#### [WORK REQUIRED]
Give the count of lines containing the string "seuil", with no other output.

****

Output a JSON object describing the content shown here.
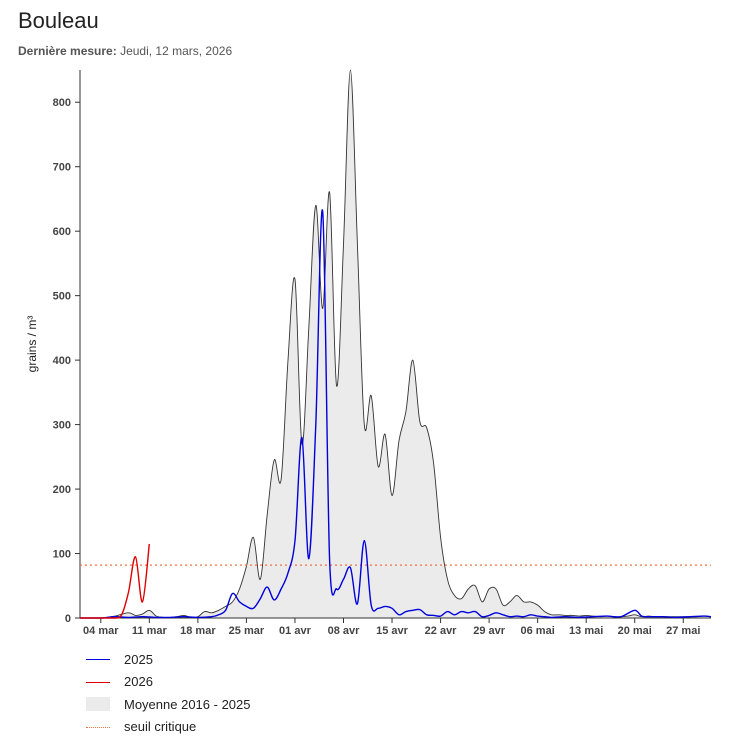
{
  "header": {
    "title": "Bouleau",
    "last_measure_label": "Dernière mesure:",
    "last_measure_value": "Jeudi, 12 mars, 2026"
  },
  "chart_data": {
    "type": "line",
    "ylabel": "grains / m³",
    "ylim": [
      0,
      850
    ],
    "yticks": [
      0,
      100,
      200,
      300,
      400,
      500,
      600,
      700,
      800
    ],
    "x_day_range": [
      0,
      91
    ],
    "x_ticks": [
      {
        "day": 3,
        "label": "04 mar"
      },
      {
        "day": 10,
        "label": "11 mar"
      },
      {
        "day": 17,
        "label": "18 mar"
      },
      {
        "day": 24,
        "label": "25 mar"
      },
      {
        "day": 31,
        "label": "01 avr"
      },
      {
        "day": 38,
        "label": "08 avr"
      },
      {
        "day": 45,
        "label": "15 avr"
      },
      {
        "day": 52,
        "label": "22 avr"
      },
      {
        "day": 59,
        "label": "29 avr"
      },
      {
        "day": 66,
        "label": "06 mai"
      },
      {
        "day": 73,
        "label": "13 mai"
      },
      {
        "day": 80,
        "label": "20 mai"
      },
      {
        "day": 87,
        "label": "27 mai"
      }
    ],
    "threshold": {
      "name": "seuil critique",
      "value": 82,
      "color": "#f07040"
    },
    "series": [
      {
        "name": "Moyenne 2016 - 2025",
        "kind": "area",
        "fill": "#ebebeb",
        "stroke": "#333333",
        "points": [
          [
            0,
            0
          ],
          [
            3,
            0
          ],
          [
            5,
            3
          ],
          [
            7,
            8
          ],
          [
            8,
            4
          ],
          [
            9,
            6
          ],
          [
            10,
            12
          ],
          [
            11,
            3
          ],
          [
            12,
            1
          ],
          [
            13,
            1
          ],
          [
            14,
            2
          ],
          [
            15,
            4
          ],
          [
            16,
            1
          ],
          [
            17,
            2
          ],
          [
            18,
            10
          ],
          [
            19,
            8
          ],
          [
            20,
            12
          ],
          [
            21,
            18
          ],
          [
            22,
            25
          ],
          [
            23,
            45
          ],
          [
            24,
            80
          ],
          [
            25,
            125
          ],
          [
            26,
            60
          ],
          [
            27,
            160
          ],
          [
            28,
            245
          ],
          [
            29,
            215
          ],
          [
            30,
            400
          ],
          [
            31,
            525
          ],
          [
            32,
            270
          ],
          [
            33,
            450
          ],
          [
            34,
            640
          ],
          [
            35,
            480
          ],
          [
            36,
            660
          ],
          [
            37,
            360
          ],
          [
            38,
            580
          ],
          [
            39,
            850
          ],
          [
            40,
            580
          ],
          [
            41,
            300
          ],
          [
            42,
            345
          ],
          [
            43,
            235
          ],
          [
            44,
            285
          ],
          [
            45,
            190
          ],
          [
            46,
            275
          ],
          [
            47,
            320
          ],
          [
            48,
            400
          ],
          [
            49,
            305
          ],
          [
            50,
            295
          ],
          [
            51,
            240
          ],
          [
            52,
            125
          ],
          [
            53,
            60
          ],
          [
            54,
            35
          ],
          [
            55,
            30
          ],
          [
            56,
            45
          ],
          [
            57,
            50
          ],
          [
            58,
            25
          ],
          [
            59,
            45
          ],
          [
            60,
            45
          ],
          [
            61,
            20
          ],
          [
            62,
            25
          ],
          [
            63,
            35
          ],
          [
            64,
            25
          ],
          [
            65,
            25
          ],
          [
            66,
            20
          ],
          [
            67,
            10
          ],
          [
            68,
            5
          ],
          [
            69,
            5
          ],
          [
            70,
            4
          ],
          [
            71,
            4
          ],
          [
            72,
            3
          ],
          [
            73,
            4
          ],
          [
            74,
            3
          ],
          [
            75,
            2
          ],
          [
            76,
            3
          ],
          [
            77,
            2
          ],
          [
            78,
            2
          ],
          [
            79,
            3
          ],
          [
            80,
            5
          ],
          [
            81,
            2
          ],
          [
            82,
            3
          ],
          [
            83,
            2
          ],
          [
            84,
            2
          ],
          [
            85,
            2
          ],
          [
            86,
            2
          ],
          [
            87,
            2
          ],
          [
            88,
            2
          ],
          [
            89,
            2
          ],
          [
            90,
            3
          ],
          [
            91,
            2
          ]
        ]
      },
      {
        "name": "2025",
        "kind": "line",
        "color": "#0000dd",
        "points": [
          [
            0,
            0
          ],
          [
            3,
            0
          ],
          [
            5,
            2
          ],
          [
            7,
            1
          ],
          [
            9,
            2
          ],
          [
            11,
            1
          ],
          [
            13,
            1
          ],
          [
            15,
            2
          ],
          [
            17,
            1
          ],
          [
            19,
            2
          ],
          [
            20,
            5
          ],
          [
            21,
            12
          ],
          [
            22,
            38
          ],
          [
            23,
            25
          ],
          [
            24,
            18
          ],
          [
            25,
            15
          ],
          [
            26,
            30
          ],
          [
            27,
            48
          ],
          [
            28,
            28
          ],
          [
            29,
            45
          ],
          [
            30,
            70
          ],
          [
            31,
            120
          ],
          [
            32,
            280
          ],
          [
            33,
            92
          ],
          [
            34,
            300
          ],
          [
            35,
            630
          ],
          [
            36,
            90
          ],
          [
            37,
            45
          ],
          [
            38,
            60
          ],
          [
            39,
            78
          ],
          [
            40,
            22
          ],
          [
            41,
            120
          ],
          [
            42,
            20
          ],
          [
            43,
            15
          ],
          [
            44,
            18
          ],
          [
            45,
            15
          ],
          [
            46,
            5
          ],
          [
            47,
            10
          ],
          [
            48,
            12
          ],
          [
            49,
            13
          ],
          [
            50,
            5
          ],
          [
            51,
            4
          ],
          [
            52,
            3
          ],
          [
            53,
            10
          ],
          [
            54,
            5
          ],
          [
            55,
            10
          ],
          [
            56,
            8
          ],
          [
            57,
            10
          ],
          [
            58,
            2
          ],
          [
            59,
            4
          ],
          [
            60,
            8
          ],
          [
            61,
            5
          ],
          [
            62,
            2
          ],
          [
            63,
            3
          ],
          [
            64,
            2
          ],
          [
            65,
            5
          ],
          [
            66,
            3
          ],
          [
            67,
            2
          ],
          [
            68,
            1
          ],
          [
            70,
            2
          ],
          [
            72,
            1
          ],
          [
            74,
            2
          ],
          [
            76,
            3
          ],
          [
            78,
            2
          ],
          [
            80,
            12
          ],
          [
            81,
            3
          ],
          [
            82,
            2
          ],
          [
            84,
            2
          ],
          [
            86,
            1
          ],
          [
            88,
            2
          ],
          [
            90,
            3
          ],
          [
            91,
            2
          ]
        ]
      },
      {
        "name": "2026",
        "kind": "line",
        "color": "#dd0000",
        "points": [
          [
            0,
            0
          ],
          [
            5,
            0
          ],
          [
            6,
            5
          ],
          [
            7,
            40
          ],
          [
            8,
            95
          ],
          [
            9,
            25
          ],
          [
            10,
            115
          ]
        ]
      }
    ]
  },
  "legend": {
    "items": [
      {
        "label": "2025",
        "symbol": "line",
        "color": "#0000dd"
      },
      {
        "label": "2026",
        "symbol": "line",
        "color": "#dd0000"
      },
      {
        "label": "Moyenne 2016 - 2025",
        "symbol": "area",
        "color": "#ebebeb"
      },
      {
        "label": "seuil critique",
        "symbol": "dash",
        "color": "#f07040"
      }
    ]
  }
}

****

#### [RESPONSE]
2